GIVEN INSTRUCTION
A verbatim copy of the records is required, with all pictures left out.

MATERIAL FOR THIS EXERCISE
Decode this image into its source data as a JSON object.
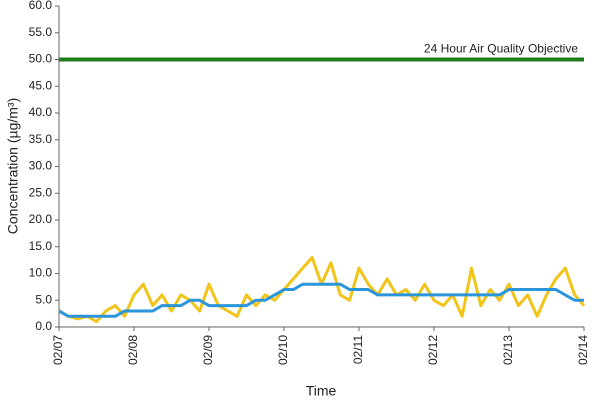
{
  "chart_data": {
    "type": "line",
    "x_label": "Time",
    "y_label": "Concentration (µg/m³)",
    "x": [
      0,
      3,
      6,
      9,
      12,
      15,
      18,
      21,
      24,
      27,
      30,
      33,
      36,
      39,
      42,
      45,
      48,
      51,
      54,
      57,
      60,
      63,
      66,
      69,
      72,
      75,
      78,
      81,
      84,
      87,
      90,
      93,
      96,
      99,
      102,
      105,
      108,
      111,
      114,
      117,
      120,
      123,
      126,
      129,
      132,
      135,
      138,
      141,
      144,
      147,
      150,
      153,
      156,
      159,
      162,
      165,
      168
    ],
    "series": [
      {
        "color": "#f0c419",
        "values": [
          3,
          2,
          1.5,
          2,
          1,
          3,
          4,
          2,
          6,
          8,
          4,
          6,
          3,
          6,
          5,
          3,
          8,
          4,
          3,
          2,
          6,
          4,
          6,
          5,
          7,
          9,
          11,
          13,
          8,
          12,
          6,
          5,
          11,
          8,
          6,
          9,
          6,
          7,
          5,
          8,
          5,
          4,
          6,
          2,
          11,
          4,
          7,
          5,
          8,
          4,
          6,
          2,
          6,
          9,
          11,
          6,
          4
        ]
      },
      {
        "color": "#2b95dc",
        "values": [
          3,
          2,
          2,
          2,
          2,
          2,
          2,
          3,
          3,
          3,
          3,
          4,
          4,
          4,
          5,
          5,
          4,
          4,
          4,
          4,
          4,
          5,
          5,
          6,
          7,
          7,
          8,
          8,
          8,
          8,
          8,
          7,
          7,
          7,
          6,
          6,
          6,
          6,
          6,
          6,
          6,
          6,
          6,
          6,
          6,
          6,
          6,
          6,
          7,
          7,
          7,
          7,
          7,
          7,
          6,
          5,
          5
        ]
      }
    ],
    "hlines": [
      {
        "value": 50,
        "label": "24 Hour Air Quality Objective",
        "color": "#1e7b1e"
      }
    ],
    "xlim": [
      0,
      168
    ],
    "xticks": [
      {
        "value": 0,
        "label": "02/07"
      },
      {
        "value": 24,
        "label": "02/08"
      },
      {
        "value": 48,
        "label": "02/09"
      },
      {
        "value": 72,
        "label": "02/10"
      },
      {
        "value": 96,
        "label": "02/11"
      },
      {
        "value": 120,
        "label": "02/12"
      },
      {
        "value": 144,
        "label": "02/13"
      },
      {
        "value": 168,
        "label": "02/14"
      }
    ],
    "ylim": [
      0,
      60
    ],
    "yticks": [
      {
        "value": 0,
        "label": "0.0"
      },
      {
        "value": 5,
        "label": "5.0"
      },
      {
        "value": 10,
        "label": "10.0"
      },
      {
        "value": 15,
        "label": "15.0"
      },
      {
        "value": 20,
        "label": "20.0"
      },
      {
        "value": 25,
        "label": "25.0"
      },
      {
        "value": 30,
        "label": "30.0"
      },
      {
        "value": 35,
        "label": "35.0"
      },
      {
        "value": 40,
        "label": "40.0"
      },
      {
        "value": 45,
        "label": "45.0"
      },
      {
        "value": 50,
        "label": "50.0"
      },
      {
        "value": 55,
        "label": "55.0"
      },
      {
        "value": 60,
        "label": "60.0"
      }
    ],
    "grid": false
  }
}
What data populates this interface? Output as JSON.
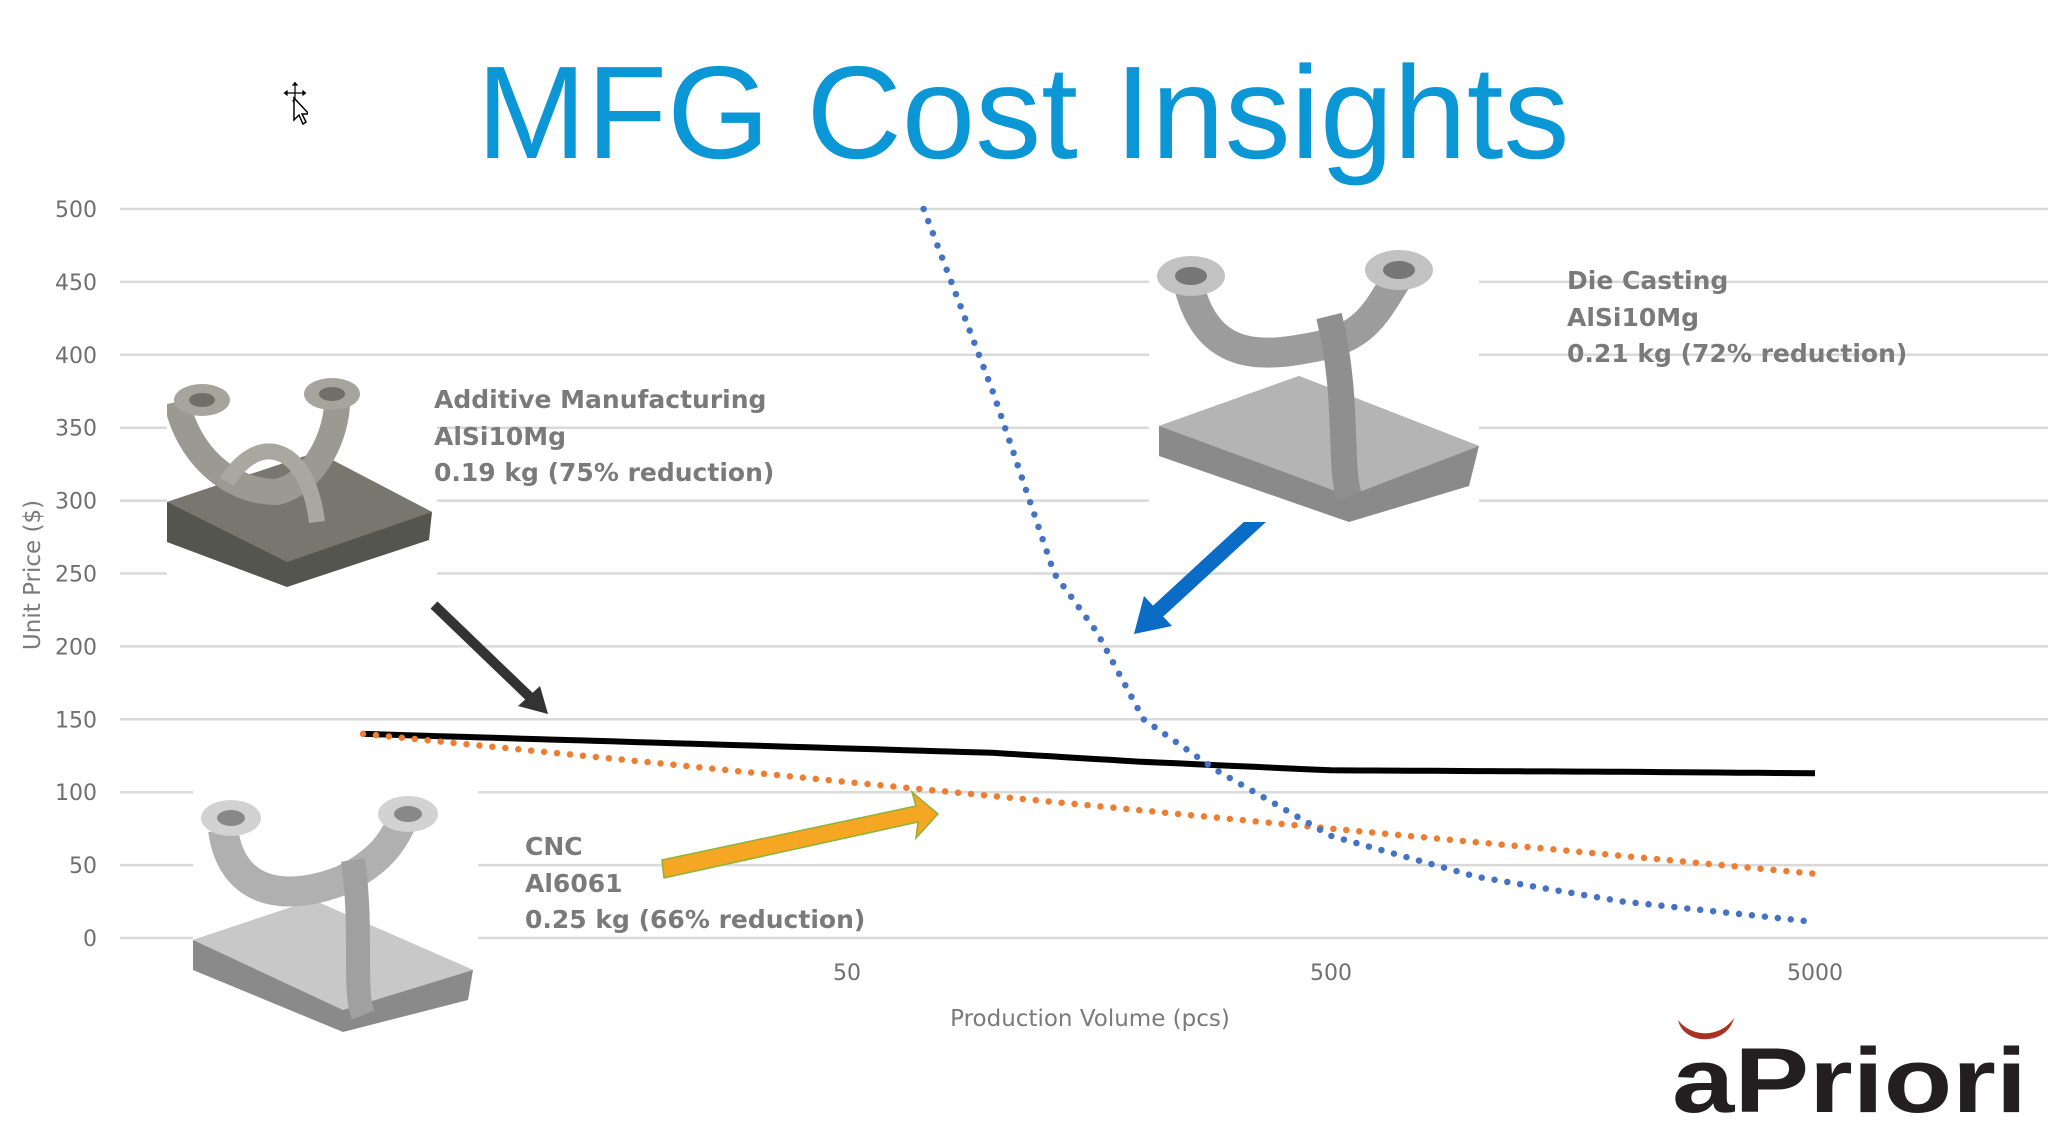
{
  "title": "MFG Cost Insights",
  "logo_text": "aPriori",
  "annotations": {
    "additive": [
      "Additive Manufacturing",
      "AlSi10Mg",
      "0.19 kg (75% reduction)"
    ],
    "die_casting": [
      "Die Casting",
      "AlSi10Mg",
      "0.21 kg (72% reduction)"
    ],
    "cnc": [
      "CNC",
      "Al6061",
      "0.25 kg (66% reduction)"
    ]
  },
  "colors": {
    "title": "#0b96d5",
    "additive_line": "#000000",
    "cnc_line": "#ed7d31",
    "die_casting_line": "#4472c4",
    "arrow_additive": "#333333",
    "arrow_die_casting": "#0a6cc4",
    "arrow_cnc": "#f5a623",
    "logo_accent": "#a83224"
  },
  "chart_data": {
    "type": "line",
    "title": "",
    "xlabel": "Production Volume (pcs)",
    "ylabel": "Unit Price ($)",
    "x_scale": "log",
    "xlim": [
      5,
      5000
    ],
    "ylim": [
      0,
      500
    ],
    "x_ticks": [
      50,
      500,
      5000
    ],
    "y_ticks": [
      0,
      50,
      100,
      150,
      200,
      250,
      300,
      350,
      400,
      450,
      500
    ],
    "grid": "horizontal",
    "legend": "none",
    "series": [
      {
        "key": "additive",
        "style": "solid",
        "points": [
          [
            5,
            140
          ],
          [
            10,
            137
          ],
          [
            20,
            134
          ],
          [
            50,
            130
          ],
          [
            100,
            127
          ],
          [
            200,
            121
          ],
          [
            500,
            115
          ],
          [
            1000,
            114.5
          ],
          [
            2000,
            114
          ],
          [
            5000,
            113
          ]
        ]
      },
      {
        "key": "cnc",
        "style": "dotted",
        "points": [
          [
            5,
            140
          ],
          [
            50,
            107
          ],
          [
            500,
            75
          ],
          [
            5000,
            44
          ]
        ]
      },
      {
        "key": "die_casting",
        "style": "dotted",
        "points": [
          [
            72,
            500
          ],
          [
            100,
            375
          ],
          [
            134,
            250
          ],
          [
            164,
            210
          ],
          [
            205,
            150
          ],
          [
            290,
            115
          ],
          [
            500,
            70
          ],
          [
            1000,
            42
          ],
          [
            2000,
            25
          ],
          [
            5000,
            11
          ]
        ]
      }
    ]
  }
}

WRITTEN REPLY
Decode this image into its source data as a JSON object.
{
  "chart_data": {
    "type": "line",
    "x_label": "Time",
    "y_label": "Concentration (µg/m³)",
    "x": [
      0,
      3,
      6,
      9,
      12,
      15,
      18,
      21,
      24,
      27,
      30,
      33,
      36,
      39,
      42,
      45,
      48,
      51,
      54,
      57,
      60,
      63,
      66,
      69,
      72,
      75,
      78,
      81,
      84,
      87,
      90,
      93,
      96,
      99,
      102,
      105,
      108,
      111,
      114,
      117,
      120,
      123,
      126,
      129,
      132,
      135,
      138,
      141,
      144,
      147,
      150,
      153,
      156,
      159,
      162,
      165,
      168
    ],
    "series": [
      {
        "color": "#f0c419",
        "values": [
          3,
          2,
          1.5,
          2,
          1,
          3,
          4,
          2,
          6,
          8,
          4,
          6,
          3,
          6,
          5,
          3,
          8,
          4,
          3,
          2,
          6,
          4,
          6,
          5,
          7,
          9,
          11,
          13,
          8,
          12,
          6,
          5,
          11,
          8,
          6,
          9,
          6,
          7,
          5,
          8,
          5,
          4,
          6,
          2,
          11,
          4,
          7,
          5,
          8,
          4,
          6,
          2,
          6,
          9,
          11,
          6,
          4
        ]
      },
      {
        "color": "#2b95dc",
        "values": [
          3,
          2,
          2,
          2,
          2,
          2,
          2,
          3,
          3,
          3,
          3,
          4,
          4,
          4,
          5,
          5,
          4,
          4,
          4,
          4,
          4,
          5,
          5,
          6,
          7,
          7,
          8,
          8,
          8,
          8,
          8,
          7,
          7,
          7,
          6,
          6,
          6,
          6,
          6,
          6,
          6,
          6,
          6,
          6,
          6,
          6,
          6,
          6,
          7,
          7,
          7,
          7,
          7,
          7,
          6,
          5,
          5
        ]
      }
    ],
    "hlines": [
      {
        "value": 50,
        "label": "24 Hour Air Quality Objective",
        "color": "#1e7b1e"
      }
    ],
    "xlim": [
      0,
      168
    ],
    "xticks": [
      {
        "value": 0,
        "label": "02/07"
      },
      {
        "value": 24,
        "label": "02/08"
      },
      {
        "value": 48,
        "label": "02/09"
      },
      {
        "value": 72,
        "label": "02/10"
      },
      {
        "value": 96,
        "label": "02/11"
      },
      {
        "value": 120,
        "label": "02/12"
      },
      {
        "value": 144,
        "label": "02/13"
      },
      {
        "value": 168,
        "label": "02/14"
      }
    ],
    "ylim": [
      0,
      60
    ],
    "yticks": [
      {
        "value": 0,
        "label": "0.0"
      },
      {
        "value": 5,
        "label": "5.0"
      },
      {
        "value": 10,
        "label": "10.0"
      },
      {
        "value": 15,
        "label": "15.0"
      },
      {
        "value": 20,
        "label": "20.0"
      },
      {
        "value": 25,
        "label": "25.0"
      },
      {
        "value": 30,
        "label": "30.0"
      },
      {
        "value": 35,
        "label": "35.0"
      },
      {
        "value": 40,
        "label": "40.0"
      },
      {
        "value": 45,
        "label": "45.0"
      },
      {
        "value": 50,
        "label": "50.0"
      },
      {
        "value": 55,
        "label": "55.0"
      },
      {
        "value": 60,
        "label": "60.0"
      }
    ],
    "grid": false
  }
}
What data populates this interface? Output as JSON.
{
  "title": "MFG Cost Insights",
  "logo_text": "aPriori",
  "annotations": {
    "additive": [
      "Additive Manufacturing",
      "AlSi10Mg",
      "0.19 kg (75% reduction)"
    ],
    "die_casting": [
      "Die Casting",
      "AlSi10Mg",
      "0.21 kg (72% reduction)"
    ],
    "cnc": [
      "CNC",
      "Al6061",
      "0.25 kg (66% reduction)"
    ]
  },
  "colors": {
    "title": "#0b96d5",
    "additive_line": "#000000",
    "cnc_line": "#ed7d31",
    "die_casting_line": "#4472c4",
    "arrow_additive": "#333333",
    "arrow_die_casting": "#0a6cc4",
    "arrow_cnc": "#f5a623",
    "logo_accent": "#a83224"
  },
  "chart_data": {
    "type": "line",
    "title": "",
    "xlabel": "Production Volume (pcs)",
    "ylabel": "Unit Price ($)",
    "x_scale": "log",
    "xlim": [
      5,
      5000
    ],
    "ylim": [
      0,
      500
    ],
    "x_ticks": [
      50,
      500,
      5000
    ],
    "y_ticks": [
      0,
      50,
      100,
      150,
      200,
      250,
      300,
      350,
      400,
      450,
      500
    ],
    "grid": "horizontal",
    "legend": "none",
    "series": [
      {
        "key": "additive",
        "style": "solid",
        "points": [
          [
            5,
            140
          ],
          [
            10,
            137
          ],
          [
            20,
            134
          ],
          [
            50,
            130
          ],
          [
            100,
            127
          ],
          [
            200,
            121
          ],
          [
            500,
            115
          ],
          [
            1000,
            114.5
          ],
          [
            2000,
            114
          ],
          [
            5000,
            113
          ]
        ]
      },
      {
        "key": "cnc",
        "style": "dotted",
        "points": [
          [
            5,
            140
          ],
          [
            50,
            107
          ],
          [
            500,
            75
          ],
          [
            5000,
            44
          ]
        ]
      },
      {
        "key": "die_casting",
        "style": "dotted",
        "points": [
          [
            72,
            500
          ],
          [
            100,
            375
          ],
          [
            134,
            250
          ],
          [
            164,
            210
          ],
          [
            205,
            150
          ],
          [
            290,
            115
          ],
          [
            500,
            70
          ],
          [
            1000,
            42
          ],
          [
            2000,
            25
          ],
          [
            5000,
            11
          ]
        ]
      }
    ]
  }
}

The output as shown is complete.